# DESCRIPTION OF THE TASK
Output the data that follows exactly, line for line.
• • • • •
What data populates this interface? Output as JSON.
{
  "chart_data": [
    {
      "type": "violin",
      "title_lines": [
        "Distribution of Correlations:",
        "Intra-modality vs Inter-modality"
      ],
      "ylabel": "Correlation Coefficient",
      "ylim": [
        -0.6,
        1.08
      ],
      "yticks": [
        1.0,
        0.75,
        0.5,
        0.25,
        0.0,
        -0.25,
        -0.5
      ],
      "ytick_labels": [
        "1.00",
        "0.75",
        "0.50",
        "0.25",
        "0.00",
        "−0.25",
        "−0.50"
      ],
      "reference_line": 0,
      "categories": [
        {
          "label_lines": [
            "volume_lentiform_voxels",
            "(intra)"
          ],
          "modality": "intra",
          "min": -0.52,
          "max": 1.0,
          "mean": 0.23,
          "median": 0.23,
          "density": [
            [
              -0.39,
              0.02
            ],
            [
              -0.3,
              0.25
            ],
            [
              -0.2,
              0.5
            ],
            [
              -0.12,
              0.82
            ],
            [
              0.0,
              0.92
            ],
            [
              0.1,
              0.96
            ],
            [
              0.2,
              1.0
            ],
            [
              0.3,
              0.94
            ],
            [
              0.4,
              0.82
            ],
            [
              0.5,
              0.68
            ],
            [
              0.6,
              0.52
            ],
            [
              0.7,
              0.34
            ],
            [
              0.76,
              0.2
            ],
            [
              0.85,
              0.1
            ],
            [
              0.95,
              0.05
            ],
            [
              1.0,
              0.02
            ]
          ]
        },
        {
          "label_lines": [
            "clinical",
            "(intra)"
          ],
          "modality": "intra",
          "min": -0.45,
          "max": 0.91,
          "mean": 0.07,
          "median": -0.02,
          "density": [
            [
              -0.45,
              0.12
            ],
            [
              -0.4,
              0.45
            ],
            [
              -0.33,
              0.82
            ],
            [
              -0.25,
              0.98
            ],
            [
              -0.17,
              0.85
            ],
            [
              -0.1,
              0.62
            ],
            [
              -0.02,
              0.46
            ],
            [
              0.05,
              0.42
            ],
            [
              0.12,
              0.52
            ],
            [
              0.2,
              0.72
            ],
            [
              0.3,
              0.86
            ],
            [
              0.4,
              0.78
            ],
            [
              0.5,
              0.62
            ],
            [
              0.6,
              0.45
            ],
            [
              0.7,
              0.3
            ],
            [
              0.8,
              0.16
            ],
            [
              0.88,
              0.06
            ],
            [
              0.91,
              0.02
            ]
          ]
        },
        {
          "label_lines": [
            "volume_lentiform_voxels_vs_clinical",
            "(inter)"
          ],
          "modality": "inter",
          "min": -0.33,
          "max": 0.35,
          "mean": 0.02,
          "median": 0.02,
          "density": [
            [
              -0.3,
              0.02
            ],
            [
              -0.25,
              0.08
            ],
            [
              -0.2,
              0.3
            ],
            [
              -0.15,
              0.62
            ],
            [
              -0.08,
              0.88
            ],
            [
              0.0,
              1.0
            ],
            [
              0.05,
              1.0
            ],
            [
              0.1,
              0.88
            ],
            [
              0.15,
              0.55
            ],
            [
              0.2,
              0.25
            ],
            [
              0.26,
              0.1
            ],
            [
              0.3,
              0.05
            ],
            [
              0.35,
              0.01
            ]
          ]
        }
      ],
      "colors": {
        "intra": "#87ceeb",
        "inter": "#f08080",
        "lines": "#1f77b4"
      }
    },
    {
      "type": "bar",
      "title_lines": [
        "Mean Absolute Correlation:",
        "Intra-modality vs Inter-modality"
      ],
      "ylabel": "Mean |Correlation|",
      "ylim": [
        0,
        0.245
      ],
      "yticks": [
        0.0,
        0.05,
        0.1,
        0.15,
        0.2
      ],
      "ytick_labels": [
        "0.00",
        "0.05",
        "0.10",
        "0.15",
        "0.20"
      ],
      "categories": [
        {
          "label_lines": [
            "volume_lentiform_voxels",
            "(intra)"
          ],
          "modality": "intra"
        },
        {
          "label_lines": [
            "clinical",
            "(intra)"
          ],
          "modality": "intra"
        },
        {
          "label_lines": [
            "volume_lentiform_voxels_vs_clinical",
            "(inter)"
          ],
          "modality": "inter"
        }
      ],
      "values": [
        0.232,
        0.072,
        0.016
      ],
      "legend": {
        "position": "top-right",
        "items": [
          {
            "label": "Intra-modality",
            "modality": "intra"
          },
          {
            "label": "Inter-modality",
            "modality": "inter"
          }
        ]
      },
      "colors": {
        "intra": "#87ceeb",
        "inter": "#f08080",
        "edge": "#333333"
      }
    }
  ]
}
• • • • •
# SOLUTION TO THIS PROBLEM
What data populates this interface? Output as JSON.
{
  "chart_data": [
    {
      "type": "violin",
      "title_lines": [
        "Distribution of Correlations:",
        "Intra-modality vs Inter-modality"
      ],
      "ylabel": "Correlation Coefficient",
      "ylim": [
        -0.6,
        1.08
      ],
      "yticks": [
        1.0,
        0.75,
        0.5,
        0.25,
        0.0,
        -0.25,
        -0.5
      ],
      "ytick_labels": [
        "1.00",
        "0.75",
        "0.50",
        "0.25",
        "0.00",
        "−0.25",
        "−0.50"
      ],
      "reference_line": 0,
      "categories": [
        {
          "label_lines": [
            "volume_lentiform_voxels",
            "(intra)"
          ],
          "modality": "intra",
          "min": -0.52,
          "max": 1.0,
          "mean": 0.23,
          "median": 0.23,
          "density": [
            [
              -0.39,
              0.02
            ],
            [
              -0.3,
              0.25
            ],
            [
              -0.2,
              0.5
            ],
            [
              -0.12,
              0.82
            ],
            [
              0.0,
              0.92
            ],
            [
              0.1,
              0.96
            ],
            [
              0.2,
              1.0
            ],
            [
              0.3,
              0.94
            ],
            [
              0.4,
              0.82
            ],
            [
              0.5,
              0.68
            ],
            [
              0.6,
              0.52
            ],
            [
              0.7,
              0.34
            ],
            [
              0.76,
              0.2
            ],
            [
              0.85,
              0.1
            ],
            [
              0.95,
              0.05
            ],
            [
              1.0,
              0.02
            ]
          ]
        },
        {
          "label_lines": [
            "clinical",
            "(intra)"
          ],
          "modality": "intra",
          "min": -0.45,
          "max": 0.91,
          "mean": 0.07,
          "median": -0.02,
          "density": [
            [
              -0.45,
              0.12
            ],
            [
              -0.4,
              0.45
            ],
            [
              -0.33,
              0.82
            ],
            [
              -0.25,
              0.98
            ],
            [
              -0.17,
              0.85
            ],
            [
              -0.1,
              0.62
            ],
            [
              -0.02,
              0.46
            ],
            [
              0.05,
              0.42
            ],
            [
              0.12,
              0.52
            ],
            [
              0.2,
              0.72
            ],
            [
              0.3,
              0.86
            ],
            [
              0.4,
              0.78
            ],
            [
              0.5,
              0.62
            ],
            [
              0.6,
              0.45
            ],
            [
              0.7,
              0.3
            ],
            [
              0.8,
              0.16
            ],
            [
              0.88,
              0.06
            ],
            [
              0.91,
              0.02
            ]
          ]
        },
        {
          "label_lines": [
            "volume_lentiform_voxels_vs_clinical",
            "(inter)"
          ],
          "modality": "inter",
          "min": -0.33,
          "max": 0.35,
          "mean": 0.02,
          "median": 0.02,
          "density": [
            [
              -0.3,
              0.02
            ],
            [
              -0.25,
              0.08
            ],
            [
              -0.2,
              0.3
            ],
            [
              -0.15,
              0.62
            ],
            [
              -0.08,
              0.88
            ],
            [
              0.0,
              1.0
            ],
            [
              0.05,
              1.0
            ],
            [
              0.1,
              0.88
            ],
            [
              0.15,
              0.55
            ],
            [
              0.2,
              0.25
            ],
            [
              0.26,
              0.1
            ],
            [
              0.3,
              0.05
            ],
            [
              0.35,
              0.01
            ]
          ]
        }
      ],
      "colors": {
        "intra": "#87ceeb",
        "inter": "#f08080",
        "lines": "#1f77b4"
      }
    },
    {
      "type": "bar",
      "title_lines": [
        "Mean Absolute Correlation:",
        "Intra-modality vs Inter-modality"
      ],
      "ylabel": "Mean |Correlation|",
      "ylim": [
        0,
        0.245
      ],
      "yticks": [
        0.0,
        0.05,
        0.1,
        0.15,
        0.2
      ],
      "ytick_labels": [
        "0.00",
        "0.05",
        "0.10",
        "0.15",
        "0.20"
      ],
      "categories": [
        {
          "label_lines": [
            "volume_lentiform_voxels",
            "(intra)"
          ],
          "modality": "intra"
        },
        {
          "label_lines": [
            "clinical",
            "(intra)"
          ],
          "modality": "intra"
        },
        {
          "label_lines": [
            "volume_lentiform_voxels_vs_clinical",
            "(inter)"
          ],
          "modality": "inter"
        }
      ],
      "values": [
        0.232,
        0.072,
        0.016
      ],
      "legend": {
        "position": "top-right",
        "items": [
          {
            "label": "Intra-modality",
            "modality": "intra"
          },
          {
            "label": "Inter-modality",
            "modality": "inter"
          }
        ]
      },
      "colors": {
        "intra": "#87ceeb",
        "inter": "#f08080",
        "edge": "#333333"
      }
    }
  ]
}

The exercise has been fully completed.